▶ [Written request]:
Check each line for the word "Gabriel" and give how many have it. Say nothing else.

▶ [Extracted records]:

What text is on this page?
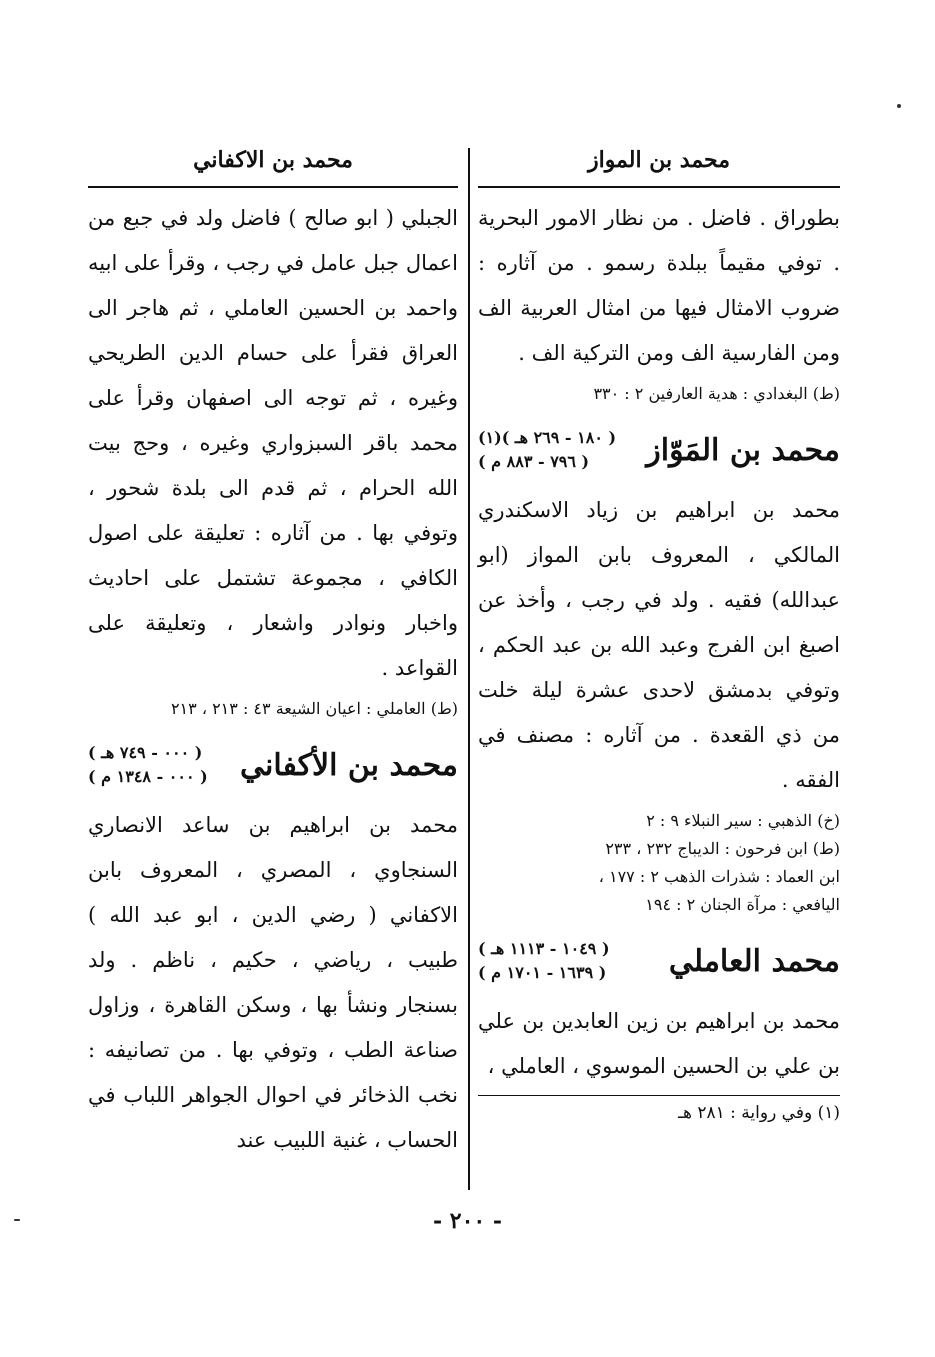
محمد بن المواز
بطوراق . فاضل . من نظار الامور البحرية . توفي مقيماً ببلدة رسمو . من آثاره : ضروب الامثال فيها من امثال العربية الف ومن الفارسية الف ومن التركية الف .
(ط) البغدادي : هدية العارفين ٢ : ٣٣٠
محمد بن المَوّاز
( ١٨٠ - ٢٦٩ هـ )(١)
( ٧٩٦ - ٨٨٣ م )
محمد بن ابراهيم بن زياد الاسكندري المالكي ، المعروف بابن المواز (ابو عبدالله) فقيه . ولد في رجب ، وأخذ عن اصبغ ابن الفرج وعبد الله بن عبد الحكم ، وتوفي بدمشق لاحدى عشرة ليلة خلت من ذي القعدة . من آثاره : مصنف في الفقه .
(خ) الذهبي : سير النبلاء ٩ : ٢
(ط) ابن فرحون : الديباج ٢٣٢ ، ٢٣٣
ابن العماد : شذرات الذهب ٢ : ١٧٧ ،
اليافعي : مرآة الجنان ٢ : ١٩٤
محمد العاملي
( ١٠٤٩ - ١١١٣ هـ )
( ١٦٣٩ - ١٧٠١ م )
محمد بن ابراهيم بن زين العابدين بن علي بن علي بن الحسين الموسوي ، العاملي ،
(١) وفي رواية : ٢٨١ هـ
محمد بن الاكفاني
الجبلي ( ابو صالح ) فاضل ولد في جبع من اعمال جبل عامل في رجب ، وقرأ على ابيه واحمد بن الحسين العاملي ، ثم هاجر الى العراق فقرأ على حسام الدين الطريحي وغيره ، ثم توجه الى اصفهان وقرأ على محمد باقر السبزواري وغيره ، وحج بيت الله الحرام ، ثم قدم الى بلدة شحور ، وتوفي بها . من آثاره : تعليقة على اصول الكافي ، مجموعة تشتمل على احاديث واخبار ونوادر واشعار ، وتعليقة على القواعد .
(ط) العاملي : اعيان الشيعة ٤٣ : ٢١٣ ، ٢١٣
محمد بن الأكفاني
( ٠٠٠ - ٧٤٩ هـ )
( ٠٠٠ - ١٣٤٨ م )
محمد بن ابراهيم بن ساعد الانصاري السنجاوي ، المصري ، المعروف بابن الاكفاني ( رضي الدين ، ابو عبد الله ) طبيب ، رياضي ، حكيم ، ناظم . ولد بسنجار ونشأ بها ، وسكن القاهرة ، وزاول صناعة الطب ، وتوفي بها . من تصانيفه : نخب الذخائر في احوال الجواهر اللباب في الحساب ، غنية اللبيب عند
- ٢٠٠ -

---

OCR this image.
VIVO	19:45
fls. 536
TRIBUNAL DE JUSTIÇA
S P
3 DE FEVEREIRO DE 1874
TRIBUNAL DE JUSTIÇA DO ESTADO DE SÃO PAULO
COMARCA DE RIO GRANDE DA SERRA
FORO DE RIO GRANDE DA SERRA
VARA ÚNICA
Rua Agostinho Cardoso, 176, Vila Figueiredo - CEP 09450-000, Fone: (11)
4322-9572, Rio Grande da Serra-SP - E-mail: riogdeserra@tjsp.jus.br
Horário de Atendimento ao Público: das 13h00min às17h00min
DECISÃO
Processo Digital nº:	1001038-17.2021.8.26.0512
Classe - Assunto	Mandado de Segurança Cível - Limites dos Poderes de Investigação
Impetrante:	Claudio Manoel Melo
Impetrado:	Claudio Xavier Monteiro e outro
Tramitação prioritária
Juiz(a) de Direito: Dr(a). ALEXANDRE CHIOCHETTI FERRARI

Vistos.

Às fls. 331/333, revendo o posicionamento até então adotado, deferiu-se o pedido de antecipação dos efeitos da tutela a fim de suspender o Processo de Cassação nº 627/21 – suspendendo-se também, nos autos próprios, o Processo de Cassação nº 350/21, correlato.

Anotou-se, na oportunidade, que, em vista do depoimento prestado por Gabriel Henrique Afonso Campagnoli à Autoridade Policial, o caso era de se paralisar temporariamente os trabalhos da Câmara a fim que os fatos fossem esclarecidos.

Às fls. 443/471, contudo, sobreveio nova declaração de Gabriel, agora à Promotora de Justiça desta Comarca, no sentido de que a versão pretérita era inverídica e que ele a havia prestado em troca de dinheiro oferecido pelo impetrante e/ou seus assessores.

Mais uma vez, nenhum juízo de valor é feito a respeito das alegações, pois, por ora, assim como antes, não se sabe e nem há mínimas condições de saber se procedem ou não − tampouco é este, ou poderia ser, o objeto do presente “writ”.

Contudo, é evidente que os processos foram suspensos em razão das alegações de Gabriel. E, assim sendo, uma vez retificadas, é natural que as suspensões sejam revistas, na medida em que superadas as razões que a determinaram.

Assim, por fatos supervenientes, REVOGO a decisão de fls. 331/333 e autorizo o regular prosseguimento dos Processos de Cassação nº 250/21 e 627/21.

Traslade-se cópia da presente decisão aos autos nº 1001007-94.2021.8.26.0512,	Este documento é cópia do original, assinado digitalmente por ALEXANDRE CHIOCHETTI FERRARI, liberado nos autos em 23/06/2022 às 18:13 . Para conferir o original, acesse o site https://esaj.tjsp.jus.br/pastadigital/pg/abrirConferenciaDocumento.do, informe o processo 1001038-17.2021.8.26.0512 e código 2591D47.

▶ [Solution]:
3